- [ЗАДАНИЕ]: Перепишите все записи ниже слово в слово, пропустив картинки.

Записи областей макета
········
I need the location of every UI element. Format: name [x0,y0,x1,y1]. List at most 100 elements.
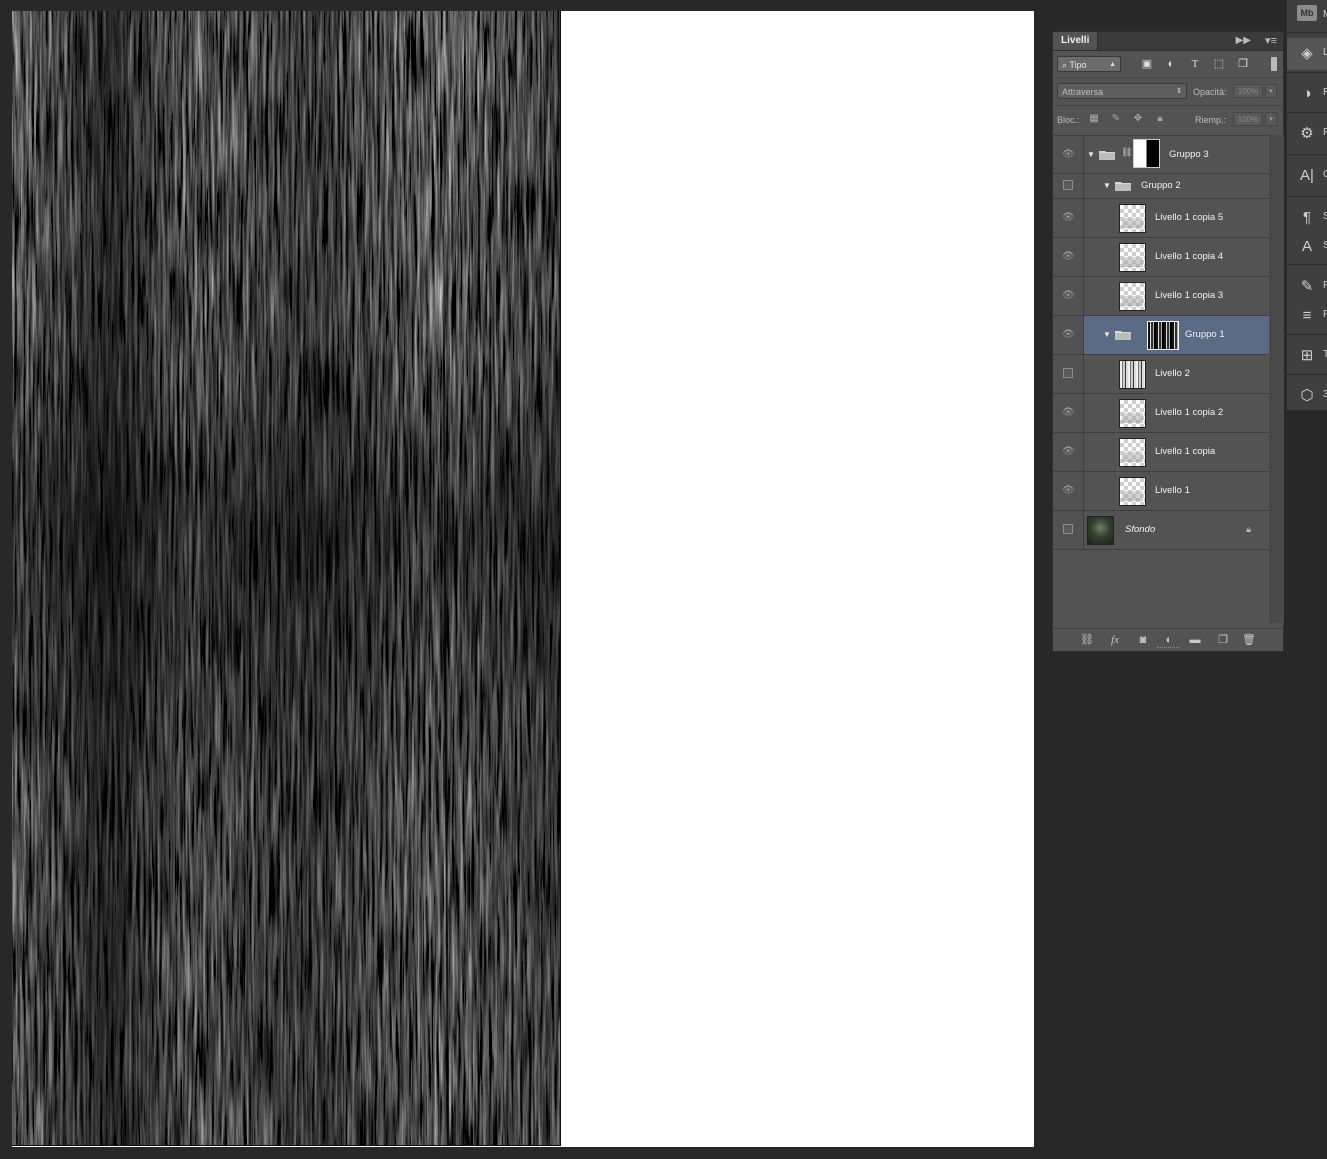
fill-field[interactable]: 100% [1233,112,1263,126]
document-canvas[interactable] [12,11,1034,1147]
mask-link-chain-icon[interactable]: ⛓︎ [1121,147,1132,158]
lock-position-icon[interactable]: ✥ [1131,113,1145,125]
layer-list-scrollbar[interactable] [1270,135,1284,623]
layer-thumbnail[interactable] [1119,204,1146,233]
visibility-cell[interactable]: 👁︎ [1053,277,1084,315]
dock-properties[interactable]: ⚙︎ P [1287,118,1327,150]
layer-row-livello-1-copia-5[interactable]: 👁︎ Livello 1 copia 5 [1053,199,1269,238]
dock-timeline[interactable]: ⊞ T [1287,340,1327,372]
dock-brush[interactable]: ✎ P [1287,271,1327,303]
layer-name[interactable]: Sfondo [1125,511,1155,549]
layer-name[interactable]: Livello 1 copia 4 [1155,238,1223,276]
smart-object-filter-icon[interactable]: ❐ [1235,57,1251,71]
layer-row-livello-2[interactable]: Livello 2 [1053,355,1269,394]
filter-toggle-switch[interactable] [1271,57,1277,71]
layer-name[interactable]: Livello 1 copia 2 [1155,394,1223,432]
layer-thumbnail[interactable] [1119,438,1146,467]
layer-row-livello-1-copia-3[interactable]: 👁︎ Livello 1 copia 3 [1053,277,1269,316]
hidden-visibility-box[interactable] [1063,524,1073,534]
layer-name[interactable]: Gruppo 1 [1185,316,1225,354]
eye-icon[interactable]: 👁︎ [1062,212,1075,223]
visibility-cell[interactable] [1053,355,1084,393]
panel-resize-grip[interactable] [1157,647,1179,650]
visibility-cell[interactable]: 👁︎ [1053,199,1084,237]
eye-icon[interactable]: 👁︎ [1062,290,1075,301]
layer-name[interactable]: Livello 1 copia [1155,433,1215,471]
trash-icon[interactable]: 🗑︎ [1241,633,1257,647]
group-mask-thumbnail[interactable] [1147,321,1179,350]
visibility-cell[interactable] [1053,174,1084,198]
dock-3d[interactable]: ⬡ 3 [1287,380,1327,412]
dock-adjustments[interactable]: ◑ R [1287,78,1327,110]
new-layer-icon[interactable]: ❐ [1215,633,1231,647]
layer-row-livello-1-copia[interactable]: 👁︎ Livello 1 copia [1053,433,1269,472]
visibility-cell[interactable]: 👁︎ [1053,433,1084,471]
layer-thumbnail[interactable] [1119,282,1146,311]
opacity-slider-arrow-icon[interactable]: ▾ [1265,84,1277,98]
eye-icon[interactable]: 👁︎ [1062,407,1075,418]
layer-row-gruppo-2[interactable]: ▼ Gruppo 2 [1053,174,1269,199]
layer-name[interactable]: Livello 1 copia 5 [1155,199,1223,237]
shape-filter-icon[interactable]: ⬚ [1211,57,1227,71]
visibility-cell[interactable]: 👁︎ [1053,136,1084,173]
hidden-visibility-box[interactable] [1063,368,1073,378]
blend-mode-dropdown[interactable]: Attraversa ⇕ [1057,83,1187,99]
layer-row-gruppo-1[interactable]: 👁︎ ▼ Gruppo 1 [1053,316,1269,355]
layer-name[interactable]: Livello 2 [1155,355,1190,393]
visibility-cell[interactable]: 👁︎ [1053,394,1084,432]
layer-name[interactable]: Livello 1 copia 3 [1155,277,1223,315]
layer-row-livello-1[interactable]: 👁︎ Livello 1 [1053,472,1269,511]
eye-icon[interactable]: 👁︎ [1062,149,1075,160]
mask-icon[interactable]: ◙ [1135,633,1151,647]
dock-brush-presets[interactable]: ≡ P [1287,300,1327,332]
eye-icon[interactable]: 👁︎ [1062,251,1075,262]
layer-name[interactable]: Livello 1 [1155,472,1190,510]
lock-image-pixels-icon[interactable]: ✎ [1109,113,1123,125]
link-icon[interactable]: ⛓︎ [1079,633,1095,647]
panel-menu-icon[interactable]: ▾≡ [1265,34,1277,47]
background-thumbnail[interactable] [1087,516,1114,545]
tab-layers[interactable]: Livelli [1053,32,1099,50]
fill-slider-arrow-icon[interactable]: ▾ [1265,112,1277,126]
visibility-cell[interactable]: 👁︎ [1053,316,1084,354]
fx-icon[interactable]: fx [1107,633,1123,647]
dock-character[interactable]: A| C [1287,160,1327,192]
dock-paragraph-styles[interactable]: ¶ S [1287,202,1327,234]
pixel-filter-icon[interactable]: ▣ [1139,57,1155,71]
layer-thumbnail[interactable] [1119,243,1146,272]
dock-mini-bridge[interactable]: Mb M [1287,0,1327,32]
layer-row-livello-1-copia-2[interactable]: 👁︎ Livello 1 copia 2 [1053,394,1269,433]
dock-layers[interactable]: ◈ L [1287,38,1327,70]
layer-name[interactable]: Gruppo 2 [1141,174,1181,198]
layer-list[interactable]: 👁︎ ▼ ⛓︎ Gruppo 3 ▼ Gruppo 2 👁︎ Livello 1… [1053,135,1269,624]
dock-character-styles[interactable]: A S [1287,231,1327,263]
opacity-field[interactable]: 100% [1233,84,1263,98]
group-folder-icon[interactable]: ▬ [1187,633,1203,647]
eye-icon[interactable]: 👁︎ [1062,485,1075,496]
layer-row-sfondo[interactable]: Sfondo 🔒︎ [1053,511,1269,550]
expand-triangle-icon[interactable]: ▼ [1087,136,1095,173]
visibility-cell[interactable]: 👁︎ [1053,238,1084,276]
canvas-area[interactable] [0,0,1045,1159]
expand-triangle-icon[interactable]: ▼ [1103,316,1111,354]
layer-row-gruppo-3[interactable]: 👁︎ ▼ ⛓︎ Gruppo 3 [1053,136,1269,174]
layer-thumbnail[interactable] [1119,477,1146,506]
hidden-visibility-box[interactable] [1063,180,1073,190]
visibility-cell[interactable]: 👁︎ [1053,472,1084,510]
collapse-panel-icon[interactable]: ▶▶ [1236,35,1251,46]
lock-transparent-pixels-icon[interactable]: ▦ [1087,113,1101,125]
eye-icon[interactable]: 👁︎ [1062,329,1075,340]
lock-all-icon[interactable]: 🔒︎ [1153,113,1167,125]
layer-thumbnail[interactable] [1119,360,1146,389]
adjustment-filter-icon[interactable]: ◐ [1163,57,1179,71]
eye-icon[interactable]: 👁︎ [1062,446,1075,457]
layer-name[interactable]: Gruppo 3 [1169,136,1209,173]
layer-thumbnail[interactable] [1119,399,1146,428]
adjustment-icon[interactable]: ◐ [1161,633,1177,647]
layer-mask-thumbnail[interactable] [1133,139,1160,168]
layer-row-livello-1-copia-4[interactable]: 👁︎ Livello 1 copia 4 [1053,238,1269,277]
expand-triangle-icon[interactable]: ▼ [1103,174,1111,198]
visibility-cell[interactable] [1053,511,1084,549]
type-filter-icon[interactable]: T [1187,57,1203,71]
filter-kind-dropdown[interactable]: ⌕ Tipo ▲ [1057,56,1121,72]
········
- [ОТВЕТ]:
I need the location of every UI element. Format: name [x0,y0,x1,y1]. List at most 100 elements.
fill-field[interactable]: 100% [1233,112,1263,126]
document-canvas[interactable] [12,11,1034,1147]
mask-link-chain-icon[interactable]: ⛓︎ [1121,147,1132,158]
lock-position-icon[interactable]: ✥ [1131,113,1145,125]
layer-list-scrollbar[interactable] [1270,135,1284,623]
layer-thumbnail[interactable] [1119,204,1146,233]
visibility-cell[interactable]: 👁︎ [1053,277,1084,315]
dock-properties[interactable]: ⚙︎ P [1287,118,1327,150]
layer-row-livello-1-copia-5[interactable]: 👁︎ Livello 1 copia 5 [1053,199,1269,238]
dock-timeline[interactable]: ⊞ T [1287,340,1327,372]
dock-brush[interactable]: ✎ P [1287,271,1327,303]
layer-name[interactable]: Sfondo [1125,511,1155,549]
layer-name[interactable]: Livello 1 copia 4 [1155,238,1223,276]
smart-object-filter-icon[interactable]: ❐ [1235,57,1251,71]
layer-row-livello-2[interactable]: Livello 2 [1053,355,1269,394]
filter-toggle-switch[interactable] [1271,57,1277,71]
layer-name[interactable]: Livello 1 copia 2 [1155,394,1223,432]
layer-thumbnail[interactable] [1119,438,1146,467]
layer-row-livello-1-copia-3[interactable]: 👁︎ Livello 1 copia 3 [1053,277,1269,316]
hidden-visibility-box[interactable] [1063,524,1073,534]
layer-name[interactable]: Gruppo 1 [1185,316,1225,354]
eye-icon[interactable]: 👁︎ [1062,212,1075,223]
visibility-cell[interactable] [1053,355,1084,393]
panel-resize-grip[interactable] [1157,647,1179,650]
visibility-cell[interactable]: 👁︎ [1053,199,1084,237]
eye-icon[interactable]: 👁︎ [1062,290,1075,301]
layer-name[interactable]: Livello 1 copia [1155,433,1215,471]
trash-icon[interactable]: 🗑︎ [1241,633,1257,647]
group-mask-thumbnail[interactable] [1147,321,1179,350]
visibility-cell[interactable] [1053,174,1084,198]
dock-3d[interactable]: ⬡ 3 [1287,380,1327,412]
dock-adjustments[interactable]: ◑ R [1287,78,1327,110]
new-layer-icon[interactable]: ❐ [1215,633,1231,647]
layer-row-livello-1-copia[interactable]: 👁︎ Livello 1 copia [1053,433,1269,472]
visibility-cell[interactable]: 👁︎ [1053,433,1084,471]
layer-thumbnail[interactable] [1119,282,1146,311]
opacity-slider-arrow-icon[interactable]: ▾ [1265,84,1277,98]
eye-icon[interactable]: 👁︎ [1062,407,1075,418]
layer-row-gruppo-2[interactable]: ▼ Gruppo 2 [1053,174,1269,199]
layer-name[interactable]: Livello 1 copia 5 [1155,199,1223,237]
shape-filter-icon[interactable]: ⬚ [1211,57,1227,71]
visibility-cell[interactable]: 👁︎ [1053,136,1084,173]
hidden-visibility-box[interactable] [1063,368,1073,378]
blend-mode-dropdown[interactable]: Attraversa ⇕ [1057,83,1187,99]
layer-row-gruppo-1[interactable]: 👁︎ ▼ Gruppo 1 [1053,316,1269,355]
layer-name[interactable]: Livello 2 [1155,355,1190,393]
visibility-cell[interactable]: 👁︎ [1053,394,1084,432]
layer-name[interactable]: Livello 1 copia 3 [1155,277,1223,315]
layer-row-livello-1[interactable]: 👁︎ Livello 1 [1053,472,1269,511]
eye-icon[interactable]: 👁︎ [1062,149,1075,160]
mask-icon[interactable]: ◙ [1135,633,1151,647]
dock-brush-presets[interactable]: ≡ P [1287,300,1327,332]
eye-icon[interactable]: 👁︎ [1062,251,1075,262]
layer-name[interactable]: Livello 1 [1155,472,1190,510]
lock-image-pixels-icon[interactable]: ✎ [1109,113,1123,125]
link-icon[interactable]: ⛓︎ [1079,633,1095,647]
panel-menu-icon[interactable]: ▾≡ [1265,34,1277,47]
background-thumbnail[interactable] [1087,516,1114,545]
tab-layers[interactable]: Livelli [1053,32,1099,50]
fill-slider-arrow-icon[interactable]: ▾ [1265,112,1277,126]
visibility-cell[interactable]: 👁︎ [1053,316,1084,354]
fx-icon[interactable]: fx [1107,633,1123,647]
dock-character[interactable]: A| C [1287,160,1327,192]
dock-paragraph-styles[interactable]: ¶ S [1287,202,1327,234]
pixel-filter-icon[interactable]: ▣ [1139,57,1155,71]
layer-thumbnail[interactable] [1119,243,1146,272]
dock-mini-bridge[interactable]: Mb M [1287,0,1327,32]
layer-row-livello-1-copia-2[interactable]: 👁︎ Livello 1 copia 2 [1053,394,1269,433]
dock-layers[interactable]: ◈ L [1287,38,1327,70]
layer-name[interactable]: Gruppo 2 [1141,174,1181,198]
layer-list[interactable]: 👁︎ ▼ ⛓︎ Gruppo 3 ▼ Gruppo 2 👁︎ Livello 1… [1053,135,1269,624]
dock-character-styles[interactable]: A S [1287,231,1327,263]
opacity-field[interactable]: 100% [1233,84,1263,98]
group-folder-icon[interactable]: ▬ [1187,633,1203,647]
eye-icon[interactable]: 👁︎ [1062,485,1075,496]
layer-row-sfondo[interactable]: Sfondo 🔒︎ [1053,511,1269,550]
expand-triangle-icon[interactable]: ▼ [1087,136,1095,173]
visibility-cell[interactable]: 👁︎ [1053,238,1084,276]
canvas-area[interactable] [0,0,1045,1159]
expand-triangle-icon[interactable]: ▼ [1103,316,1111,354]
layer-row-gruppo-3[interactable]: 👁︎ ▼ ⛓︎ Gruppo 3 [1053,136,1269,174]
layer-thumbnail[interactable] [1119,477,1146,506]
hidden-visibility-box[interactable] [1063,180,1073,190]
visibility-cell[interactable]: 👁︎ [1053,472,1084,510]
collapse-panel-icon[interactable]: ▶▶ [1236,35,1251,46]
lock-transparent-pixels-icon[interactable]: ▦ [1087,113,1101,125]
eye-icon[interactable]: 👁︎ [1062,329,1075,340]
lock-all-icon[interactable]: 🔒︎ [1153,113,1167,125]
layer-thumbnail[interactable] [1119,360,1146,389]
adjustment-filter-icon[interactable]: ◐ [1163,57,1179,71]
eye-icon[interactable]: 👁︎ [1062,446,1075,457]
layer-name[interactable]: Gruppo 3 [1169,136,1209,173]
layer-thumbnail[interactable] [1119,399,1146,428]
adjustment-icon[interactable]: ◐ [1161,633,1177,647]
layer-mask-thumbnail[interactable] [1133,139,1160,168]
layer-row-livello-1-copia-4[interactable]: 👁︎ Livello 1 copia 4 [1053,238,1269,277]
expand-triangle-icon[interactable]: ▼ [1103,174,1111,198]
visibility-cell[interactable] [1053,511,1084,549]
type-filter-icon[interactable]: T [1187,57,1203,71]
filter-kind-dropdown[interactable]: ⌕ Tipo ▲ [1057,56,1121,72]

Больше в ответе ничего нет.